(TASK DIRECTIONS)
Your task is to tally the lines of the listing containing the word "parameter" and report the figure alone.

* start THE INPUT *

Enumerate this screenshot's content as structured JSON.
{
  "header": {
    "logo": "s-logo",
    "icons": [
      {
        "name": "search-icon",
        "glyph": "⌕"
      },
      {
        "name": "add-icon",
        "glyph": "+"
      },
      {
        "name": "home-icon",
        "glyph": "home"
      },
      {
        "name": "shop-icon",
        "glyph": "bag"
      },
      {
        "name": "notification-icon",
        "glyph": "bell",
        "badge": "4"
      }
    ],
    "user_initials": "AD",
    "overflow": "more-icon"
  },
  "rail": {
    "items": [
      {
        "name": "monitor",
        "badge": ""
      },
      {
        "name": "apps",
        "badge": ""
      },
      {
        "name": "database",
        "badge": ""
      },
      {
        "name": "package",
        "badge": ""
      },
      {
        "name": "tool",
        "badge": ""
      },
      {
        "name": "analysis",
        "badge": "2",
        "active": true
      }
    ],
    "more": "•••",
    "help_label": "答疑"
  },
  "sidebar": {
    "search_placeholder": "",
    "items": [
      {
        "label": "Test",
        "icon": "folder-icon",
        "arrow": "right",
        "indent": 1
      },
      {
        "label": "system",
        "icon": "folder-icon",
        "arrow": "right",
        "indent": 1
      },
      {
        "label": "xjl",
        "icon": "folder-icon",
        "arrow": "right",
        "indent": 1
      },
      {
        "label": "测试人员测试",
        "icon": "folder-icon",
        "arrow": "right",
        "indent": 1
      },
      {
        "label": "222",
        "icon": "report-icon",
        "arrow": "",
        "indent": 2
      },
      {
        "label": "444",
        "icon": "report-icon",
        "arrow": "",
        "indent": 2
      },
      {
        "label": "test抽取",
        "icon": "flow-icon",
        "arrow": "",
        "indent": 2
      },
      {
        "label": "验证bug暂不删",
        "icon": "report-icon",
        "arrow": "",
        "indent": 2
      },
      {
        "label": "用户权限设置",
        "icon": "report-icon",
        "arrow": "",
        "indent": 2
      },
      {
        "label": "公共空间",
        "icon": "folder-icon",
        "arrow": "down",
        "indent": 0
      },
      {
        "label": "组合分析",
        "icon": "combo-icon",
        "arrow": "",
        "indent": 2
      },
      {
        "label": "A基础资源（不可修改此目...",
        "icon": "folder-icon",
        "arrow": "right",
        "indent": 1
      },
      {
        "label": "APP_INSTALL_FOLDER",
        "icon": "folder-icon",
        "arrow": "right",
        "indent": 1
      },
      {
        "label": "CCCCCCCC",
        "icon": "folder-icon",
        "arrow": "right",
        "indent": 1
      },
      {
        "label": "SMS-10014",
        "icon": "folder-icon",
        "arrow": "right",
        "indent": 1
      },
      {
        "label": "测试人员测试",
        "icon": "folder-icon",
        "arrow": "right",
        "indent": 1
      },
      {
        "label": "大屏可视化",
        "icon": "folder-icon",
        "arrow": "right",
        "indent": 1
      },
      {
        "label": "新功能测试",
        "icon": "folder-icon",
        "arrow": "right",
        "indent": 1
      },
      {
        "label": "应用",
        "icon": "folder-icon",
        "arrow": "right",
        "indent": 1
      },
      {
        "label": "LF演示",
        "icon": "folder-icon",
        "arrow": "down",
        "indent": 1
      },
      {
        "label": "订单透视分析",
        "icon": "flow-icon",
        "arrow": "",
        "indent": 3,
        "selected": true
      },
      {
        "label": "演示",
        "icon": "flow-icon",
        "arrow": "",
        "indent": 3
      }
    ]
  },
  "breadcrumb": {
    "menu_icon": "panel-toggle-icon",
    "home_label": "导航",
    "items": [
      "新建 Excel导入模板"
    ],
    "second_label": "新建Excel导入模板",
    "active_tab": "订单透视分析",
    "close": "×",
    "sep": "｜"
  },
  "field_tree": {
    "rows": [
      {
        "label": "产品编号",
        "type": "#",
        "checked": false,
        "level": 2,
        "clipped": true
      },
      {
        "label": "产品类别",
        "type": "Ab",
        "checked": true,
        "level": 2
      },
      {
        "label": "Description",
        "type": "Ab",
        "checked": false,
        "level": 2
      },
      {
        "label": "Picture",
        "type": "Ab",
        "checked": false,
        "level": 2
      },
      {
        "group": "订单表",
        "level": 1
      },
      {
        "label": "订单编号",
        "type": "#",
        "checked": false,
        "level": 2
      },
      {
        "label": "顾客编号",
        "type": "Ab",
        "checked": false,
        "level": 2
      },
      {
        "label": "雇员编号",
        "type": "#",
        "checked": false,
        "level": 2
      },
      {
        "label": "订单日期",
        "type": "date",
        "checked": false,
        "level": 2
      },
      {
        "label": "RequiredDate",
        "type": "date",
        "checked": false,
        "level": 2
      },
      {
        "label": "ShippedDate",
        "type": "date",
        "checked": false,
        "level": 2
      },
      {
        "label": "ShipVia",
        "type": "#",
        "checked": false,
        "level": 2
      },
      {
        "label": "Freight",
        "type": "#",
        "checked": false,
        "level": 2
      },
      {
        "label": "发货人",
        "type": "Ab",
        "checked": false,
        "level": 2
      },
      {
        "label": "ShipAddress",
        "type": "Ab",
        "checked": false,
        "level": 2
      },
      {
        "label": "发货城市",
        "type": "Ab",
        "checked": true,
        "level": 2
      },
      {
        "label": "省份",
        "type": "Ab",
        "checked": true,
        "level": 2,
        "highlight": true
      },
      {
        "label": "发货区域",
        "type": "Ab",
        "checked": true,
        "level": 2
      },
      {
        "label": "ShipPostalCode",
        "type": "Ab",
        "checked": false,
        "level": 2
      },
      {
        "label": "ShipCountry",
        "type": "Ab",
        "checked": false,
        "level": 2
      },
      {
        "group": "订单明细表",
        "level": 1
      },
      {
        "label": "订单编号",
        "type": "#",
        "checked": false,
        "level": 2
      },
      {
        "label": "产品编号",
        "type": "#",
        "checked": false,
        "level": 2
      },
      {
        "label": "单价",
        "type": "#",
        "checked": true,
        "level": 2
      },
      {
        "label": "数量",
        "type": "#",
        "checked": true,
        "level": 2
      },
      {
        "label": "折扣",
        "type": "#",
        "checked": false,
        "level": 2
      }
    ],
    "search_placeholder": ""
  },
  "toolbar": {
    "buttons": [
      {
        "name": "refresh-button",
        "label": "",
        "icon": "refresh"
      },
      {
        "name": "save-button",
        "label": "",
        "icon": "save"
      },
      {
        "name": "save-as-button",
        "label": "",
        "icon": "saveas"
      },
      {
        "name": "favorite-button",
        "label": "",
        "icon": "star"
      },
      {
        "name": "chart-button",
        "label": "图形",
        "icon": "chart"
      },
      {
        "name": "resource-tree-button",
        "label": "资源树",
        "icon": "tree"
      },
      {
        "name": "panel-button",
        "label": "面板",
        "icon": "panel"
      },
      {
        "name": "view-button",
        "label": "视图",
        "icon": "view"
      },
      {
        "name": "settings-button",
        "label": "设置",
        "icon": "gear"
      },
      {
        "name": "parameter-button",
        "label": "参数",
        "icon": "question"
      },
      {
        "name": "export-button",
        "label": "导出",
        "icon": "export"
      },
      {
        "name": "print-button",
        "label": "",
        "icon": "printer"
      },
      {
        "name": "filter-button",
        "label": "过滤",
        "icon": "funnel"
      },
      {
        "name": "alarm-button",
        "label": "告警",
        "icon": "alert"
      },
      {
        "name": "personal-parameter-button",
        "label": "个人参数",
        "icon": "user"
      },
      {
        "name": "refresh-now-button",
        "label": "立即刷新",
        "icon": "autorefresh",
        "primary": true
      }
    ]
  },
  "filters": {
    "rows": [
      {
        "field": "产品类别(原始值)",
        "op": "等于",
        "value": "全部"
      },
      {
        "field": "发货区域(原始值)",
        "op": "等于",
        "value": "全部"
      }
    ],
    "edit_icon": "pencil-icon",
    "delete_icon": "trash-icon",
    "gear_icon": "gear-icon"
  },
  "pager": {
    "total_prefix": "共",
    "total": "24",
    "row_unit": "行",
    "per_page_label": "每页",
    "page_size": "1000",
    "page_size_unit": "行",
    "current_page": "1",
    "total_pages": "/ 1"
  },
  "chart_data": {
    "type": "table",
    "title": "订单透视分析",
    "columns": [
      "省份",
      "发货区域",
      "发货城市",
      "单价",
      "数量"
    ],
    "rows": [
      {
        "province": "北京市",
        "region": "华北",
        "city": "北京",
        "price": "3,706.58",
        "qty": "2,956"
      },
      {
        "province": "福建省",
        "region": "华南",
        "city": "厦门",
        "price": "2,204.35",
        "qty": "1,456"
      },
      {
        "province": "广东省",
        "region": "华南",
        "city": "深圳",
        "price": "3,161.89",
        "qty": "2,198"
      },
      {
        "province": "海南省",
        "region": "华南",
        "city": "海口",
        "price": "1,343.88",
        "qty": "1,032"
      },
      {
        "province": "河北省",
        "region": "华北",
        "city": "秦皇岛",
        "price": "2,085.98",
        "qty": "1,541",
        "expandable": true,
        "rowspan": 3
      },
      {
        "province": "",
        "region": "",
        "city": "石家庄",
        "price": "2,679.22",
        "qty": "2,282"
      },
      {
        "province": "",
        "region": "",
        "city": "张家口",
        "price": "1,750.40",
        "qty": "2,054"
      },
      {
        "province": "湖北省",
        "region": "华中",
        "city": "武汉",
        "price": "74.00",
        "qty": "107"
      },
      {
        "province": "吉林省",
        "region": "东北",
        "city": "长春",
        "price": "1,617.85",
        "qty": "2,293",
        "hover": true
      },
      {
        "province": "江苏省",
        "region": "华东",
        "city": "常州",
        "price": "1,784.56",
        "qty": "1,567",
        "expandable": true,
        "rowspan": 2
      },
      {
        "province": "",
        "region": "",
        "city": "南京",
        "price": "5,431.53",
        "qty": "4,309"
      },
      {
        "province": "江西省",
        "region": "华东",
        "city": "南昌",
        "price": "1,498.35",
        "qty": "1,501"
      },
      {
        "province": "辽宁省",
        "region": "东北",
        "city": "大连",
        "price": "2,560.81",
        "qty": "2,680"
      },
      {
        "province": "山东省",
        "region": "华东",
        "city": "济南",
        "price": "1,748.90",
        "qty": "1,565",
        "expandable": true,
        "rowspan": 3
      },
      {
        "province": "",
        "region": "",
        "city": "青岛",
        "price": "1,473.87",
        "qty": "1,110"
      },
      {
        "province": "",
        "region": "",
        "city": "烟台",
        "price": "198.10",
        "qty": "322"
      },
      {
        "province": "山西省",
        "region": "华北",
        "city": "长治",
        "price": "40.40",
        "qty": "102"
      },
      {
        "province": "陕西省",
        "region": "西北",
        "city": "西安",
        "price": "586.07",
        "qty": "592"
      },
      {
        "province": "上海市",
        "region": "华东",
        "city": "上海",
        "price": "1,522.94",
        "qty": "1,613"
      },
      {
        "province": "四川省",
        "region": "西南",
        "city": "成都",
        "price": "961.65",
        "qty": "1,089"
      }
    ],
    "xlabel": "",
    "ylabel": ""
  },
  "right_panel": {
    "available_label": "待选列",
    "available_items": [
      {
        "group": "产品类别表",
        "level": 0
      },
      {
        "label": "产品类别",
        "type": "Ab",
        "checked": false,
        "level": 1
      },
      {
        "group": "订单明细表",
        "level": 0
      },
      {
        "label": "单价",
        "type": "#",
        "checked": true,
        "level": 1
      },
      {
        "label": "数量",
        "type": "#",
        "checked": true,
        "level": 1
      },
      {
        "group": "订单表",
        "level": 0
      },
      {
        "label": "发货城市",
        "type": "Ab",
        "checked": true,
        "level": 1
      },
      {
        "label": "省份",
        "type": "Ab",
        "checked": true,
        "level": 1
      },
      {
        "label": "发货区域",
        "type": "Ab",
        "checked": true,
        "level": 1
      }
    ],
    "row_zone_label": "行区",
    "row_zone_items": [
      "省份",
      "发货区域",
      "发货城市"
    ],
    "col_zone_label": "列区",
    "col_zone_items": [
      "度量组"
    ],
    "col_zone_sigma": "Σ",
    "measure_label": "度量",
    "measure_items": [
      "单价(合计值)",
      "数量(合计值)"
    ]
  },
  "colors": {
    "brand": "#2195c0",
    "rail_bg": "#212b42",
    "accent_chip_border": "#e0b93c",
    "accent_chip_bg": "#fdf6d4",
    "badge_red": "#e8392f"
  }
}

* end THE INPUT *

(WRITTEN ANSWER)
2